START Input for this task

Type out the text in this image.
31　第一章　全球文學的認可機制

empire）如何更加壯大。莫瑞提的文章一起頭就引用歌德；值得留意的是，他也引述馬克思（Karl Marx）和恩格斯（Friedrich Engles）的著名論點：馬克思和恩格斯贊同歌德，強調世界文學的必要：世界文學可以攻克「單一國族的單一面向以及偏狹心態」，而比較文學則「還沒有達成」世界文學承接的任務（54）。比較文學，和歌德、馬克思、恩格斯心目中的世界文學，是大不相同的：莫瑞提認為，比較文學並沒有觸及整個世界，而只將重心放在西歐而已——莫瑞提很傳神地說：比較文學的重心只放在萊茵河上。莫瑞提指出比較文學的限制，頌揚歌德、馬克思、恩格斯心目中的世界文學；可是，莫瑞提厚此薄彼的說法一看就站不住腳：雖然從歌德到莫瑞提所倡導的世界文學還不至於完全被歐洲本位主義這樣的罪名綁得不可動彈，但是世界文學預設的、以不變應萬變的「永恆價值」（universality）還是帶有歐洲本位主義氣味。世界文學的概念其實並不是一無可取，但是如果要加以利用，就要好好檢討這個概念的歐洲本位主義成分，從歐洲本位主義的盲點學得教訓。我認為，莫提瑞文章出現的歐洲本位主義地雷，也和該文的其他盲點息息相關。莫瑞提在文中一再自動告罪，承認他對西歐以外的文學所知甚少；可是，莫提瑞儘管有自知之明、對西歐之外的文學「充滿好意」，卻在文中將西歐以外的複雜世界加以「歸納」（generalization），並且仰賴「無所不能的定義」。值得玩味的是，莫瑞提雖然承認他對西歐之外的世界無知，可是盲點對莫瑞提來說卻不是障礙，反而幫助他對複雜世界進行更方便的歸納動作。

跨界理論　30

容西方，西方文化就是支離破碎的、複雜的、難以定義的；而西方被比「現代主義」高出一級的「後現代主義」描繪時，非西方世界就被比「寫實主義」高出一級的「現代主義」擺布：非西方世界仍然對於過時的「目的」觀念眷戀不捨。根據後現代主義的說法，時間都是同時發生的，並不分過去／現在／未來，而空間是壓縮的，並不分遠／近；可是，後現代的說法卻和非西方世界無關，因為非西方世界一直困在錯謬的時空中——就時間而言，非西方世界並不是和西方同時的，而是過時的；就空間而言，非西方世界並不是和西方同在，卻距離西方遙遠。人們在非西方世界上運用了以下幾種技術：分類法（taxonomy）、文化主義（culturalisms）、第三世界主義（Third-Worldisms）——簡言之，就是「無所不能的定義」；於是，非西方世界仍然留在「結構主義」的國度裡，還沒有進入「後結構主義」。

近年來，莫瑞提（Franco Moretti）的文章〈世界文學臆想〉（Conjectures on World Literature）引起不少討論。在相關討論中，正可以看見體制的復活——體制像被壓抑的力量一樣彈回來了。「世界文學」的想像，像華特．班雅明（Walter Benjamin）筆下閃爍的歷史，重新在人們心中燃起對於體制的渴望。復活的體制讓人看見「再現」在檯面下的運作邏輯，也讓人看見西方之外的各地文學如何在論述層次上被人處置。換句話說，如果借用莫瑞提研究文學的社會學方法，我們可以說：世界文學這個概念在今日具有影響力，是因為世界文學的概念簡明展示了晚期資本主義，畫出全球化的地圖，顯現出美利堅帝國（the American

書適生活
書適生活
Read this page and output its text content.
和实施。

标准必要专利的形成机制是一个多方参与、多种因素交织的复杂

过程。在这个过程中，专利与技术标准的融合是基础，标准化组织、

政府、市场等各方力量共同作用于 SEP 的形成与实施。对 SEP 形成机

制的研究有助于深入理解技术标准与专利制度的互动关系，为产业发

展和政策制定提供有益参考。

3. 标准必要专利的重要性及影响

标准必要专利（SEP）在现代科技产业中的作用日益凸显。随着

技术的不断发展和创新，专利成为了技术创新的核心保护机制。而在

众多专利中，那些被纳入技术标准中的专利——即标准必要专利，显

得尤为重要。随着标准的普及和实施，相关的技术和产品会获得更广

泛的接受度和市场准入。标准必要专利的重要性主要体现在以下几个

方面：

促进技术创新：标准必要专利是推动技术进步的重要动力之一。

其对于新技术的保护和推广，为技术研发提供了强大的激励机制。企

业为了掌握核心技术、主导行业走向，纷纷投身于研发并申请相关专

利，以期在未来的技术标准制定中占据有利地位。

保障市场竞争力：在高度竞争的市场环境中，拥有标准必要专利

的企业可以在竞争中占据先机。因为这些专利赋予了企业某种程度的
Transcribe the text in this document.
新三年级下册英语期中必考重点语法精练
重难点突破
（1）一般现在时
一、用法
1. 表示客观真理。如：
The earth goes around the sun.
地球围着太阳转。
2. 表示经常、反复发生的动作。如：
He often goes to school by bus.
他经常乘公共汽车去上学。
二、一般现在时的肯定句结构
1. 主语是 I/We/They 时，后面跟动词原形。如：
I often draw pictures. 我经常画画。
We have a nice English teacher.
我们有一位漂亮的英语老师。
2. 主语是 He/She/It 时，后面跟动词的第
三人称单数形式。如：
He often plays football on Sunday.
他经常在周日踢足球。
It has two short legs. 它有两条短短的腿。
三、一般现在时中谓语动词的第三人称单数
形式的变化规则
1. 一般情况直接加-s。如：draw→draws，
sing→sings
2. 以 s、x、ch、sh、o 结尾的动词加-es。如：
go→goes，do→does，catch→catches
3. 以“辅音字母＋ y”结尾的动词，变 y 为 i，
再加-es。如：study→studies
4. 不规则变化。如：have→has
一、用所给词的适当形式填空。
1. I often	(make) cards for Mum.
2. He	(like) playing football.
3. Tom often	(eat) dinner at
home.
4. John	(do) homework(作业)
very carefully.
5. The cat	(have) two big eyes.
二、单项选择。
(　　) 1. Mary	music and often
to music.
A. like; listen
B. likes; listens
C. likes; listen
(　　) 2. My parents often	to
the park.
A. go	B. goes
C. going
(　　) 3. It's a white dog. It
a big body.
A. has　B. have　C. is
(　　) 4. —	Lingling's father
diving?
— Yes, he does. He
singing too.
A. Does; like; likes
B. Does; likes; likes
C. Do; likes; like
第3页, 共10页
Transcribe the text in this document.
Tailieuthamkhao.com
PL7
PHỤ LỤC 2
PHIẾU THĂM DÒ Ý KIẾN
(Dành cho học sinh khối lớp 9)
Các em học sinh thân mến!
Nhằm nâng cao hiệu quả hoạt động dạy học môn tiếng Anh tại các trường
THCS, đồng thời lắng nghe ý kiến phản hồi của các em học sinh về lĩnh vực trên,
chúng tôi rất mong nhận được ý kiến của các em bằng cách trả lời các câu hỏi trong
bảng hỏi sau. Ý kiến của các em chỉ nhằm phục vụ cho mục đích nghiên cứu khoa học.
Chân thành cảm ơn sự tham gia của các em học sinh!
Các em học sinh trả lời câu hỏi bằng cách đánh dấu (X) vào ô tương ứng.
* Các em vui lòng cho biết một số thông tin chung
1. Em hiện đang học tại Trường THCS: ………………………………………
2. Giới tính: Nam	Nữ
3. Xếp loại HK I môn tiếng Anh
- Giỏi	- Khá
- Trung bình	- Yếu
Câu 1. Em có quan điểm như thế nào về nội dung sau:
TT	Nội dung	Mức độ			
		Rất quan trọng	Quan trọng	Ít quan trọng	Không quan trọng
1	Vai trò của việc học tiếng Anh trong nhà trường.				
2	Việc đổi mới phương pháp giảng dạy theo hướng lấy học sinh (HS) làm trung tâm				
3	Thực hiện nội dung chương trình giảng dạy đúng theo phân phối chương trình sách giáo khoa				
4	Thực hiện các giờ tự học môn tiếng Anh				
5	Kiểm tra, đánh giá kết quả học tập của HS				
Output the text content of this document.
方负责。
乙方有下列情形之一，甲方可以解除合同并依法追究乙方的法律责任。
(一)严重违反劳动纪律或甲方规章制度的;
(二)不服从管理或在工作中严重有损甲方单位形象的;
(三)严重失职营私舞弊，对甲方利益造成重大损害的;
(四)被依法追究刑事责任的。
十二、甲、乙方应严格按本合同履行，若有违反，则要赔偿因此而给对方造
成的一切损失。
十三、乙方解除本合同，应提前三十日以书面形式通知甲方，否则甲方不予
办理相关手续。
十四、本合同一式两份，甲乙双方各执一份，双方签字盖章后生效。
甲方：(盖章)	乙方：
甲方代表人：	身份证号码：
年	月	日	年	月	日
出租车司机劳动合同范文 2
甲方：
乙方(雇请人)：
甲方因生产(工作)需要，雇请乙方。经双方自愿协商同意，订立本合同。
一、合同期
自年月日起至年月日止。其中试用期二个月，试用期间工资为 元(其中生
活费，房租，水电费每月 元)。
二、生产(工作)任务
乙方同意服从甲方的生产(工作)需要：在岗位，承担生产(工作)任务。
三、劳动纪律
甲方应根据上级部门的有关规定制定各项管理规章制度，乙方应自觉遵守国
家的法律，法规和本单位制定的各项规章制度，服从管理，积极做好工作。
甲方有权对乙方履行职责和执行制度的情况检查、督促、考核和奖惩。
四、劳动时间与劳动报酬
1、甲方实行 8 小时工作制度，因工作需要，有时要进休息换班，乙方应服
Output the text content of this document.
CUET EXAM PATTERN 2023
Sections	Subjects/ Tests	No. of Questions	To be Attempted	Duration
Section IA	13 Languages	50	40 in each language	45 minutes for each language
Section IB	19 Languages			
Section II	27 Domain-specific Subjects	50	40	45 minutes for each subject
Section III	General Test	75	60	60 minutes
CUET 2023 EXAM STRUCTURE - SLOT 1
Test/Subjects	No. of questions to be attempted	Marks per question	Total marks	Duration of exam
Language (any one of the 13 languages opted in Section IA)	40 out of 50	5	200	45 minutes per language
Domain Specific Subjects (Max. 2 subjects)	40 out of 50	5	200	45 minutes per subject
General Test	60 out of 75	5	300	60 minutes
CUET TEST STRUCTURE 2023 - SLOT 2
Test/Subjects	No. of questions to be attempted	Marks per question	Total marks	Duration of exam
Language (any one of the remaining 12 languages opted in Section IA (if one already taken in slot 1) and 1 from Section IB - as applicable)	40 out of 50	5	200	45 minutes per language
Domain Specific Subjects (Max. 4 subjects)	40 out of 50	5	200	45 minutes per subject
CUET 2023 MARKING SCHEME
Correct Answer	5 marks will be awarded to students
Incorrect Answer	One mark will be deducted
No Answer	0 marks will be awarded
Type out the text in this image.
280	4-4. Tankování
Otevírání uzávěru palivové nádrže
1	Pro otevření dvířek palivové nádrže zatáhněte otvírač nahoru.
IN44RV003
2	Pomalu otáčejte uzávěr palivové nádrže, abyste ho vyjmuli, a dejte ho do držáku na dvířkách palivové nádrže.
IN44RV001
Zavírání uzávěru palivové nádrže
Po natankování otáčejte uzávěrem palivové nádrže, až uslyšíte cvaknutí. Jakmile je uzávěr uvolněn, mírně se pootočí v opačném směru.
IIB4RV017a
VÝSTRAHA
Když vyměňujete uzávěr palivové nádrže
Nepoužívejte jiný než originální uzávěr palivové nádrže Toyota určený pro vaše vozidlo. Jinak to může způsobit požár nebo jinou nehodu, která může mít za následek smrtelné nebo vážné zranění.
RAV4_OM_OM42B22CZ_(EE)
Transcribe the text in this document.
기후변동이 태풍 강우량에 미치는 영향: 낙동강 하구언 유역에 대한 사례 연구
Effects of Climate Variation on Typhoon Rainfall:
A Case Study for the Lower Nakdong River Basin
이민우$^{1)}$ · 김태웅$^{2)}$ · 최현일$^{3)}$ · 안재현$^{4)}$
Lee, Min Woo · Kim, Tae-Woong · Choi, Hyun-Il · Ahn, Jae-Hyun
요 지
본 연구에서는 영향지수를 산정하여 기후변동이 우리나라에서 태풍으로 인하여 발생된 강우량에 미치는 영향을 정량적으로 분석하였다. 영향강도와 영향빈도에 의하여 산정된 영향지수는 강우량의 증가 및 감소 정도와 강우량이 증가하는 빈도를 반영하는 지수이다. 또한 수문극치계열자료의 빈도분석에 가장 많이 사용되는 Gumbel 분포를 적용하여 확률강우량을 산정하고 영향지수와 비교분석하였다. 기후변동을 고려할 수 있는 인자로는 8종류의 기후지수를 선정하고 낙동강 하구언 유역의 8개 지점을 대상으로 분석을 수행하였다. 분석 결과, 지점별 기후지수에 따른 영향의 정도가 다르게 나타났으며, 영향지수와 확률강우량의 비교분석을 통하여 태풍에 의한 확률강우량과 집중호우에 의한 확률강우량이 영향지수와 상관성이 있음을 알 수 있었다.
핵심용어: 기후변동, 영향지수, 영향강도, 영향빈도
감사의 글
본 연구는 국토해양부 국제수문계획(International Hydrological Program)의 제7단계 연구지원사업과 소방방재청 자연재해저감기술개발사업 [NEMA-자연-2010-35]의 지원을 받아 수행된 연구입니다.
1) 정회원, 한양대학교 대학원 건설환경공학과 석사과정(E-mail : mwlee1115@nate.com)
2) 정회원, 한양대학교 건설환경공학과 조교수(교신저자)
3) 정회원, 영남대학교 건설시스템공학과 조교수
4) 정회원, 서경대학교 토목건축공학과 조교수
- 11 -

END Input for this task

### What to work on
From the listing above, copy every line that includes the word "hiện".

### Output below
1. Em hiện đang học tại Trường THCS: ………………………………………
3	Thực hiện nội dung chương trình giảng dạy đúng theo phân phối chương trình sách giáo khoa				
4	Thực hiện các giờ tự học môn tiếng Anh				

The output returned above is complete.